**WHAT IS EXPECTED**. Skip every picture, and output exactly the lines starting at the one with "What's the underlying" and running through the last line of the material below.
>> begin ENTRIES
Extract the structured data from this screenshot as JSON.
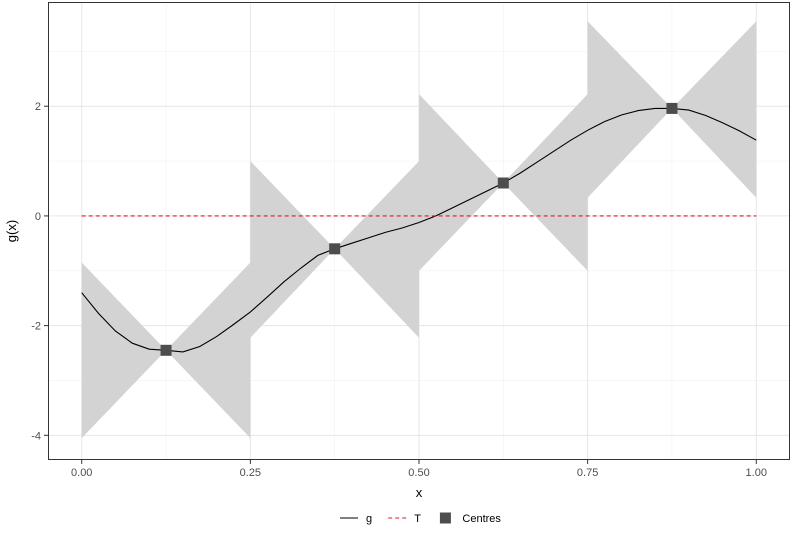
{
  "chart_data": {
    "type": "line",
    "title": "",
    "xlabel": "x",
    "ylabel": "g(x)",
    "xlim": [
      -0.05,
      1.05
    ],
    "ylim": [
      -4.45,
      3.9
    ],
    "grid": true,
    "x_ticks": [
      0.0,
      0.25,
      0.5,
      0.75,
      1.0
    ],
    "x_tick_labels": [
      "0.00",
      "0.25",
      "0.50",
      "0.75",
      "1.00"
    ],
    "y_ticks": [
      -4,
      -2,
      0,
      2
    ],
    "y_tick_labels": [
      "-4",
      "-2",
      "0",
      "2"
    ],
    "legend_position": "bottom",
    "legend": [
      {
        "name": "g",
        "style": "solid-line",
        "color": "#000000"
      },
      {
        "name": "T",
        "style": "dashed-line",
        "color": "#e41a1c"
      },
      {
        "name": "Centres",
        "style": "square",
        "color": "#4d4d4d"
      }
    ],
    "series": [
      {
        "name": "g",
        "color": "#000000",
        "x": [
          0.0,
          0.025,
          0.05,
          0.075,
          0.1,
          0.125,
          0.15,
          0.175,
          0.2,
          0.225,
          0.25,
          0.275,
          0.3,
          0.325,
          0.35,
          0.375,
          0.4,
          0.425,
          0.45,
          0.475,
          0.5,
          0.525,
          0.55,
          0.575,
          0.6,
          0.625,
          0.65,
          0.675,
          0.7,
          0.725,
          0.75,
          0.775,
          0.8,
          0.825,
          0.85,
          0.875,
          0.9,
          0.925,
          0.95,
          0.975,
          1.0
        ],
        "y": [
          -1.4,
          -1.78,
          -2.1,
          -2.32,
          -2.43,
          -2.45,
          -2.48,
          -2.38,
          -2.2,
          -1.98,
          -1.75,
          -1.48,
          -1.2,
          -0.95,
          -0.72,
          -0.6,
          -0.5,
          -0.4,
          -0.3,
          -0.22,
          -0.12,
          0.0,
          0.15,
          0.3,
          0.45,
          0.6,
          0.78,
          0.98,
          1.18,
          1.38,
          1.56,
          1.72,
          1.84,
          1.92,
          1.96,
          1.96,
          1.93,
          1.83,
          1.7,
          1.55,
          1.38
        ]
      },
      {
        "name": "T",
        "color": "#e41a1c",
        "x": [
          0.0,
          1.0
        ],
        "y": [
          0,
          0
        ]
      }
    ],
    "centres": {
      "name": "Centres",
      "x": [
        0.125,
        0.375,
        0.625,
        0.875
      ],
      "y": [
        -2.45,
        -0.6,
        0.6,
        1.96
      ]
    },
    "bands": [
      {
        "x": [
          0.0,
          0.25
        ],
        "centre": [
          0.125,
          -2.45
        ],
        "lower": [
          -4.05,
          -4.05
        ],
        "upper": [
          -0.85,
          -0.85
        ]
      },
      {
        "x": [
          0.25,
          0.5
        ],
        "centre": [
          0.375,
          -0.6
        ],
        "lower": [
          -2.22,
          -2.22
        ],
        "upper": [
          1.0,
          1.0
        ]
      },
      {
        "x": [
          0.5,
          0.75
        ],
        "centre": [
          0.625,
          0.6
        ],
        "lower": [
          -1.0,
          -1.0
        ],
        "upper": [
          2.22,
          2.22
        ]
      },
      {
        "x": [
          0.75,
          1.0
        ],
        "centre": [
          0.875,
          1.96
        ],
        "lower": [
          0.33,
          0.33
        ],
        "upper": [
          3.55,
          3.55
        ]
      }
    ],
    "band_color": "#d3d3d3"
  }
}
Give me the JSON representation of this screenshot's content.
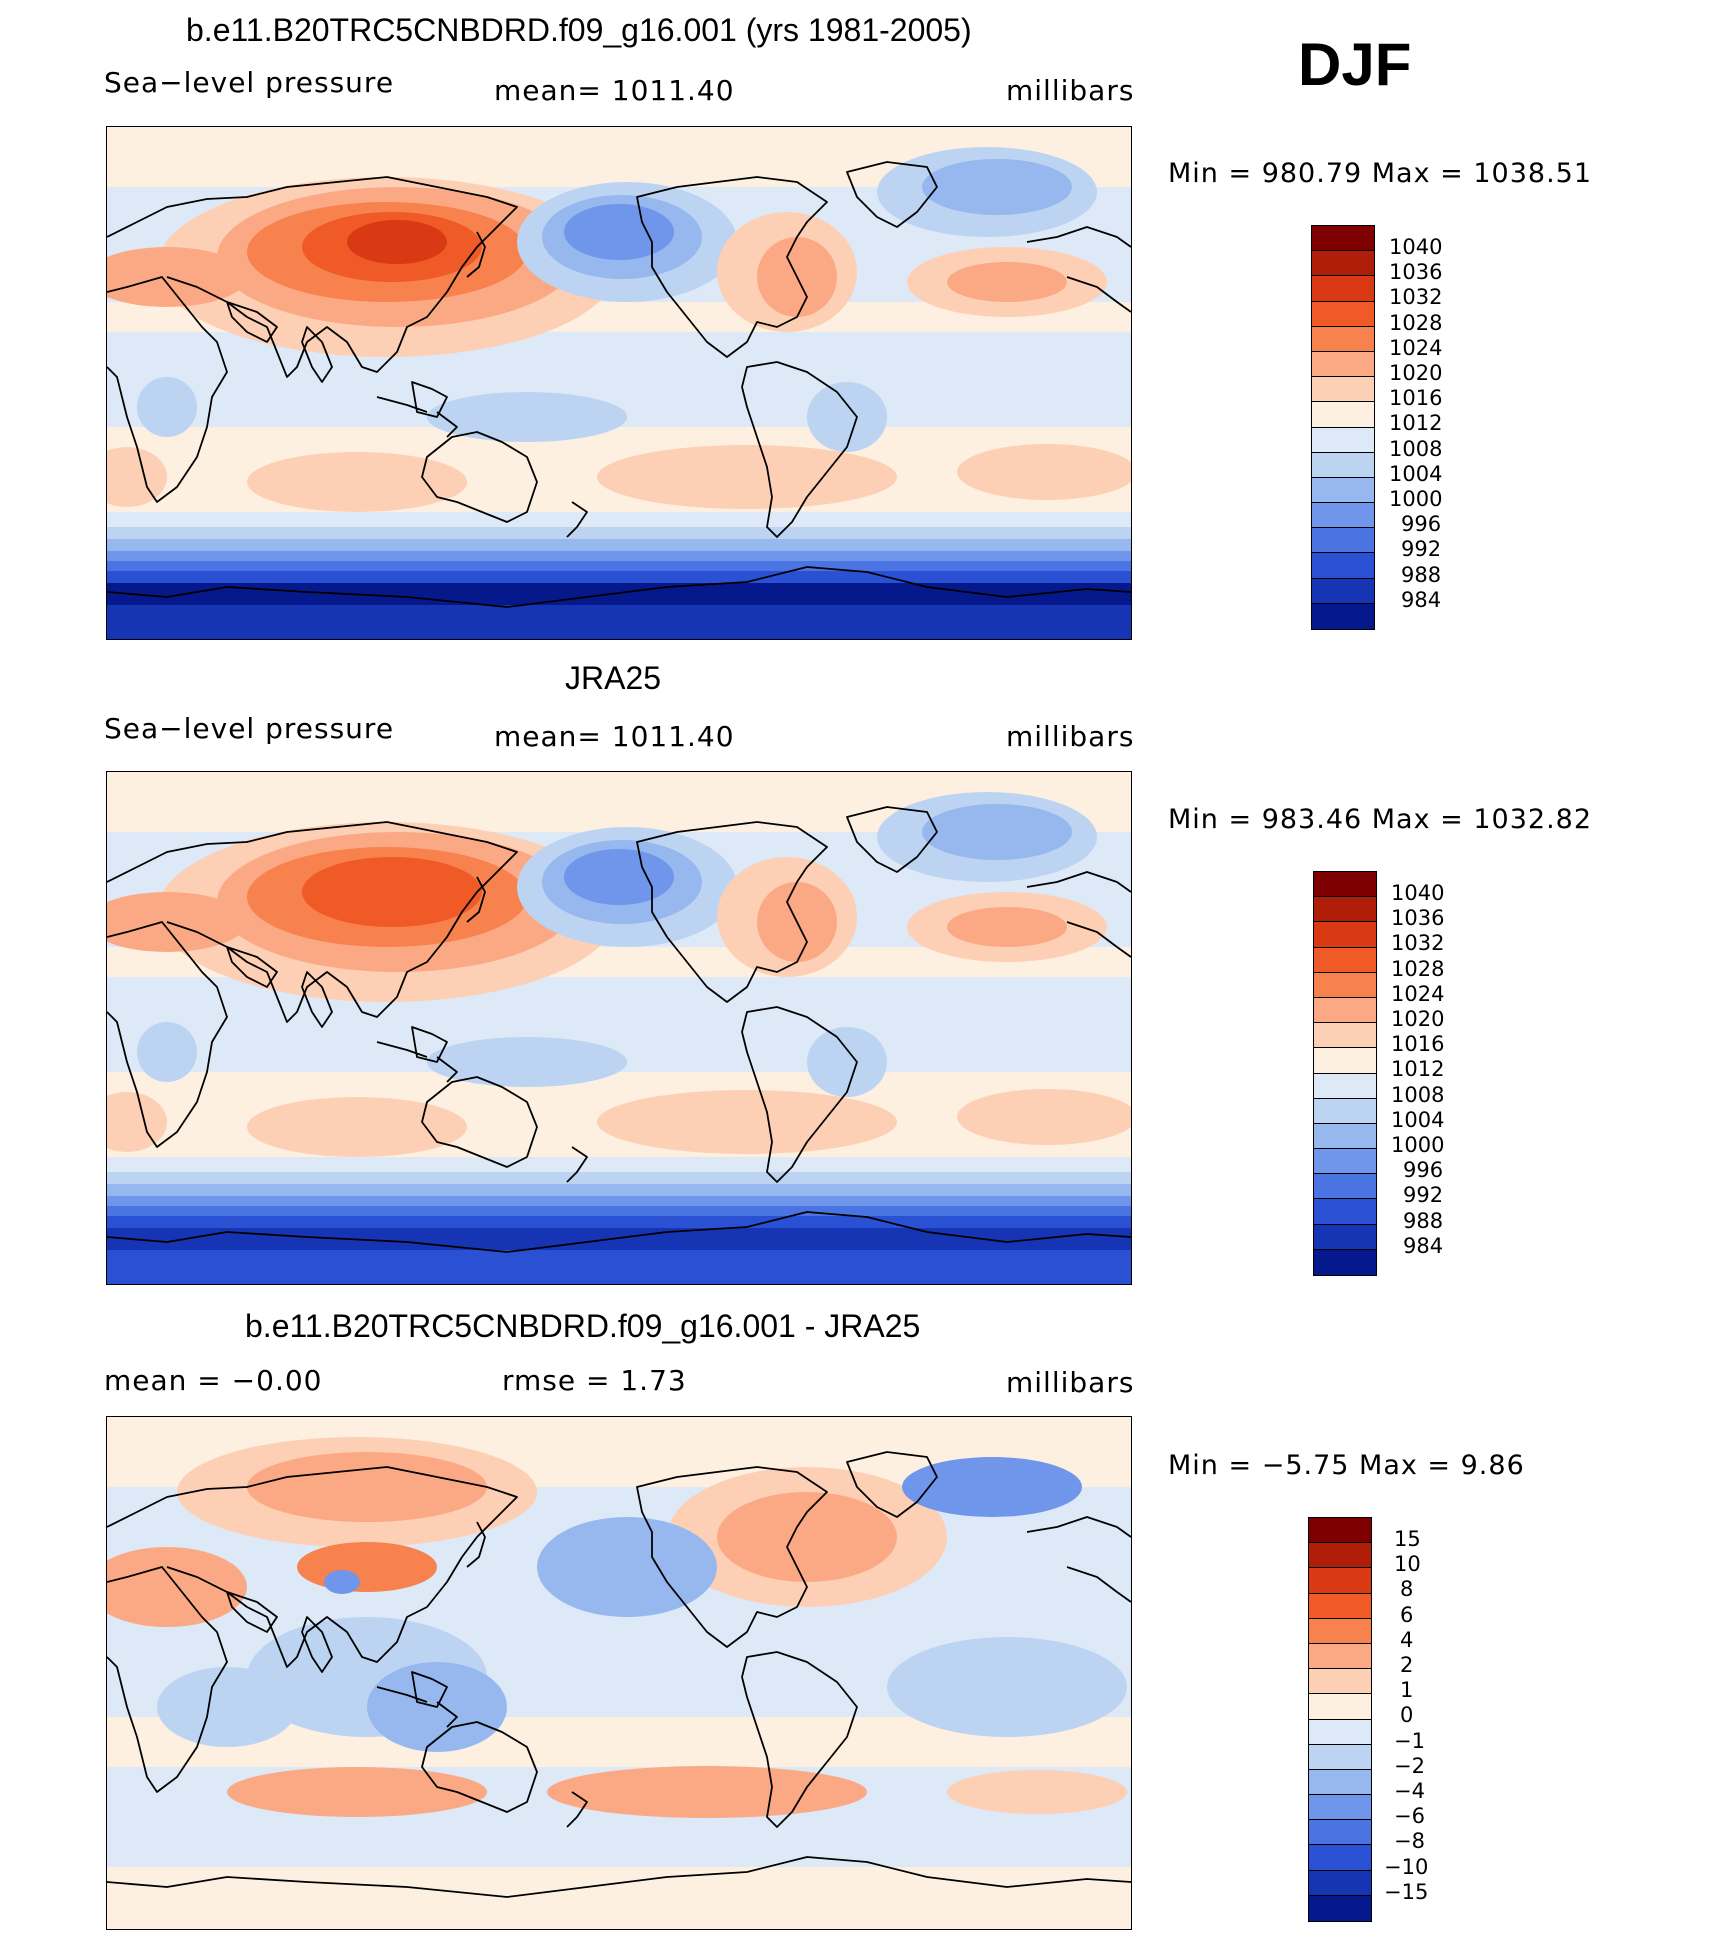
{
  "season": "DJF",
  "panels": [
    {
      "title": "b.e11.B20TRC5CNBDRD.f09_g16.001 (yrs 1981-2005)",
      "left": "Sea−level pressure",
      "center": "mean=  1011.40",
      "right": "millibars",
      "minmax": "Min  =  980.79  Max  =  1038.51",
      "colorbar": [
        "1040",
        "1036",
        "1032",
        "1028",
        "1024",
        "1020",
        "1016",
        "1012",
        "1008",
        "1004",
        "1000",
        "996",
        "992",
        "988",
        "984"
      ]
    },
    {
      "title": "JRA25",
      "left": "Sea−level pressure",
      "center": "mean=  1011.40",
      "right": "millibars",
      "minmax": "Min  =  983.46  Max  =  1032.82",
      "colorbar": [
        "1040",
        "1036",
        "1032",
        "1028",
        "1024",
        "1020",
        "1016",
        "1012",
        "1008",
        "1004",
        "1000",
        "996",
        "992",
        "988",
        "984"
      ]
    },
    {
      "title": "b.e11.B20TRC5CNBDRD.f09_g16.001 - JRA25",
      "left": "mean  =     −0.00",
      "center": "rmse  =      1.73",
      "right": "millibars",
      "minmax": "Min  =    −5.75  Max  =      9.86",
      "colorbar": [
        "15",
        "10",
        "8",
        "6",
        "4",
        "2",
        "1",
        "0",
        "−1",
        "−2",
        "−4",
        "−6",
        "−8",
        "−10",
        "−15"
      ]
    }
  ],
  "colors": {
    "levels": [
      "#7f0000",
      "#b01e0a",
      "#d93a14",
      "#ef5a27",
      "#f7824d",
      "#fba985",
      "#fdd0b6",
      "#fdf0e1",
      "#dde9f6",
      "#bcd4f2",
      "#96b8ef",
      "#6f96ea",
      "#4a74e2",
      "#2a50d4",
      "#1535b5",
      "#06198c"
    ],
    "coast": "#000000"
  }
}
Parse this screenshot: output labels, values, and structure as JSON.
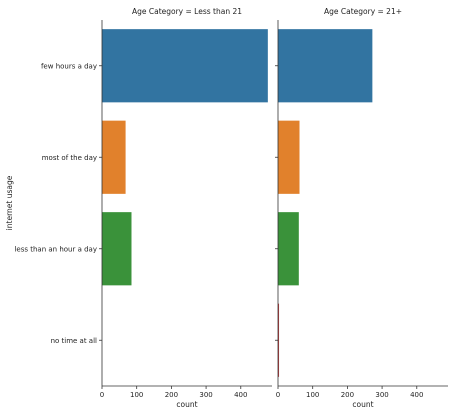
{
  "chart_data": {
    "type": "bar",
    "orientation": "horizontal",
    "ylabel": "internet usage",
    "xlabel": "count",
    "categories": [
      "few hours a day",
      "most of the day",
      "less than an hour a day",
      "no time at all"
    ],
    "colors": [
      "#3274a1",
      "#e1812c",
      "#3a923a",
      "#c03d3e"
    ],
    "xlim": [
      0,
      490
    ],
    "xticks": [
      "0",
      "100",
      "200",
      "300",
      "400"
    ],
    "grid": false,
    "panels": [
      {
        "title": "Age Category = Less than 21",
        "values": [
          478,
          68,
          85,
          0
        ]
      },
      {
        "title": "Age Category = 21+",
        "values": [
          272,
          62,
          60,
          3
        ]
      }
    ]
  }
}
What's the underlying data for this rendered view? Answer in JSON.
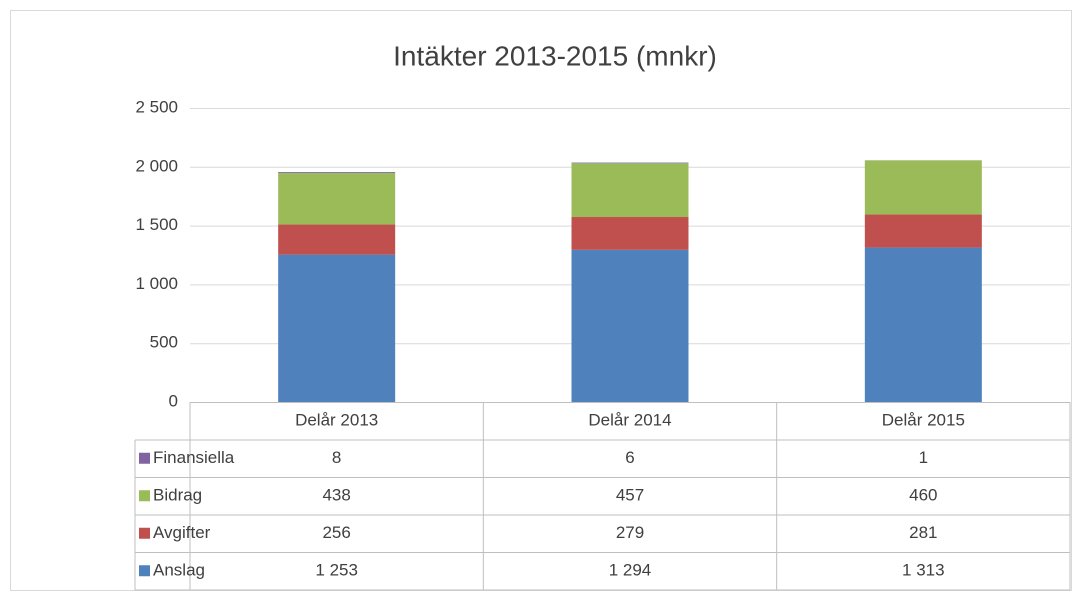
{
  "chart_data": {
    "type": "bar",
    "stacked": true,
    "title": "Intäkter 2013-2015 (mnkr)",
    "categories": [
      "Delår 2013",
      "Delår 2014",
      "Delår 2015"
    ],
    "series": [
      {
        "name": "Anslag",
        "color": "#4f81bd",
        "values": [
          1253,
          1294,
          1313
        ],
        "value_labels": [
          "1 253",
          "1 294",
          "1 313"
        ]
      },
      {
        "name": "Avgifter",
        "color": "#c0504d",
        "values": [
          256,
          279,
          281
        ]
      },
      {
        "name": "Bidrag",
        "color": "#9bbb59",
        "values": [
          438,
          457,
          460
        ]
      },
      {
        "name": "Finansiella",
        "color": "#8064a2",
        "values": [
          8,
          6,
          1
        ]
      }
    ],
    "ylim": [
      0,
      2500
    ],
    "yticks": [
      0,
      500,
      {
        "value": 1000,
        "label": "1 000"
      },
      {
        "value": 1500,
        "label": "1 500"
      },
      {
        "value": 2000,
        "label": "2 000"
      },
      {
        "value": 2500,
        "label": "2 500"
      }
    ],
    "grid": true,
    "data_table": true
  }
}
>> end ENTRIES
**FINAL RESULT**.
What's the underlying data for this rendered view? Answer in JSON.
{
  "chart_data": {
    "type": "bar",
    "stacked": true,
    "title": "Intäkter 2013-2015 (mnkr)",
    "categories": [
      "Delår 2013",
      "Delår 2014",
      "Delår 2015"
    ],
    "series": [
      {
        "name": "Anslag",
        "color": "#4f81bd",
        "values": [
          1253,
          1294,
          1313
        ],
        "value_labels": [
          "1 253",
          "1 294",
          "1 313"
        ]
      },
      {
        "name": "Avgifter",
        "color": "#c0504d",
        "values": [
          256,
          279,
          281
        ]
      },
      {
        "name": "Bidrag",
        "color": "#9bbb59",
        "values": [
          438,
          457,
          460
        ]
      },
      {
        "name": "Finansiella",
        "color": "#8064a2",
        "values": [
          8,
          6,
          1
        ]
      }
    ],
    "ylim": [
      0,
      2500
    ],
    "yticks": [
      0,
      500,
      {
        "value": 1000,
        "label": "1 000"
      },
      {
        "value": 1500,
        "label": "1 500"
      },
      {
        "value": 2000,
        "label": "2 000"
      },
      {
        "value": 2500,
        "label": "2 500"
      }
    ],
    "grid": true,
    "data_table": true
  }
}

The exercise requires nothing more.